_Stated task:_ Return each entry exactly, omitting nothing.

_Rows:_
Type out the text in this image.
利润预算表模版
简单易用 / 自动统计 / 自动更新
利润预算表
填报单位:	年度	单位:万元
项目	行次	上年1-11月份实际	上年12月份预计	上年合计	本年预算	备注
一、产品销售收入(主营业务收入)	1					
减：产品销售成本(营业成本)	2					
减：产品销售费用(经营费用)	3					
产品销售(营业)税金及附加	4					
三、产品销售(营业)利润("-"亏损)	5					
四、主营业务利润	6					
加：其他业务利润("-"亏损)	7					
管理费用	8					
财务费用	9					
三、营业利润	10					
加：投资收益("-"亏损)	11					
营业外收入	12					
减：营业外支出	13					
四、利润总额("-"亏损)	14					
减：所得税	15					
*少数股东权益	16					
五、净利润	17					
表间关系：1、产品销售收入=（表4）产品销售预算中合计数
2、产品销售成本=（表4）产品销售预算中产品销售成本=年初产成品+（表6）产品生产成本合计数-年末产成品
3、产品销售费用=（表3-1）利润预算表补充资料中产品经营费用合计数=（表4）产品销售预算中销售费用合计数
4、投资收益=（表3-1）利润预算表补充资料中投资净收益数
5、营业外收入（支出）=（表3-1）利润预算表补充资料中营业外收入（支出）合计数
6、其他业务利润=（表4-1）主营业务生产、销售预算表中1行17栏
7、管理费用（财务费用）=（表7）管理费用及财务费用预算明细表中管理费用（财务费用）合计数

_Response to this exercise:_
Type out the text in this image.
利润预算表模版
简单易用 / 自动统计 / 自动更新
利润预算表
填报单位:	年度	单位:万元
项目	行次	上年1-11月份实际	上年12月份预计	上年合计	本年预算	备注
一、产品销售收入(主营业务收入)	1					
减：产品销售成本(营业成本)	2					
减：产品销售费用(经营费用)	3					
产品销售(营业)税金及附加	4					
三、产品销售(营业)利润("-"亏损)	5					
四、主营业务利润	6					
加：其他业务利润("-"亏损)	7					
管理费用	8					
财务费用	9					
三、营业利润	10					
加：投资收益("-"亏损)	11					
营业外收入	12					
减：营业外支出	13					
四、利润总额("-"亏损)	14					
减：所得税	15					
*少数股东权益	16					
五、净利润	17					
表间关系：1、产品销售收入=（表4）产品销售预算中合计数
2、产品销售成本=（表4）产品销售预算中产品销售成本=年初产成品+（表6）产品生产成本合计数-年末产成品
3、产品销售费用=（表3-1）利润预算表补充资料中产品经营费用合计数=（表4）产品销售预算中销售费用合计数
4、投资收益=（表3-1）利润预算表补充资料中投资净收益数
5、营业外收入（支出）=（表3-1）利润预算表补充资料中营业外收入（支出）合计数
6、其他业务利润=（表4-1）主营业务生产、销售预算表中1行17栏
7、管理费用（财务费用）=（表7）管理费用及财务费用预算明细表中管理费用（财务费用）合计数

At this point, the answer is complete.